Begin

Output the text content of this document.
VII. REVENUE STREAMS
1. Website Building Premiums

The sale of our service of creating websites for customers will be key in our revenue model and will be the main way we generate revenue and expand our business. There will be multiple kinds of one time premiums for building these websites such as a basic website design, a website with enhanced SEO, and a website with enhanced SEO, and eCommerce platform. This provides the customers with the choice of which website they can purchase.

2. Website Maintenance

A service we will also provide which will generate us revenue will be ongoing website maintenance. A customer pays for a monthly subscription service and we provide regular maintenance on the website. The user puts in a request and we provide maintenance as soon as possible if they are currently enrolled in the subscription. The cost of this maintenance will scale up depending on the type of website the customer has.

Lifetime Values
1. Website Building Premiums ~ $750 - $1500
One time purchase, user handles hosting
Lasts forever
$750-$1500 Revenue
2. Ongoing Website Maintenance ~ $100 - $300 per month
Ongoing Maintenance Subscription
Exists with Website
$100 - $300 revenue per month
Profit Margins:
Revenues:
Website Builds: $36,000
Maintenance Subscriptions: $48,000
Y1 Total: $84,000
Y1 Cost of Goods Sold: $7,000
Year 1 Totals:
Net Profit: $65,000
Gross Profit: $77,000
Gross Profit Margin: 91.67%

End

Task: Output all of the data above without any alteration.

Output for this task:
Output the text content of this document.
VII. REVENUE STREAMS
1. Website Building Premiums

The sale of our service of creating websites for customers will be key in our revenue model and will be the main way we generate revenue and expand our business. There will be multiple kinds of one time premiums for building these websites such as a basic website design, a website with enhanced SEO, and a website with enhanced SEO, and eCommerce platform. This provides the customers with the choice of which website they can purchase.

2. Website Maintenance

A service we will also provide which will generate us revenue will be ongoing website maintenance. A customer pays for a monthly subscription service and we provide regular maintenance on the website. The user puts in a request and we provide maintenance as soon as possible if they are currently enrolled in the subscription. The cost of this maintenance will scale up depending on the type of website the customer has.

Lifetime Values
1. Website Building Premiums ~ $750 - $1500
One time purchase, user handles hosting
Lasts forever
$750-$1500 Revenue
2. Ongoing Website Maintenance ~ $100 - $300 per month
Ongoing Maintenance Subscription
Exists with Website
$100 - $300 revenue per month
Profit Margins:
Revenues:
Website Builds: $36,000
Maintenance Subscriptions: $48,000
Y1 Total: $84,000
Y1 Cost of Goods Sold: $7,000
Year 1 Totals:
Net Profit: $65,000
Gross Profit: $77,000
Gross Profit Margin: 91.67%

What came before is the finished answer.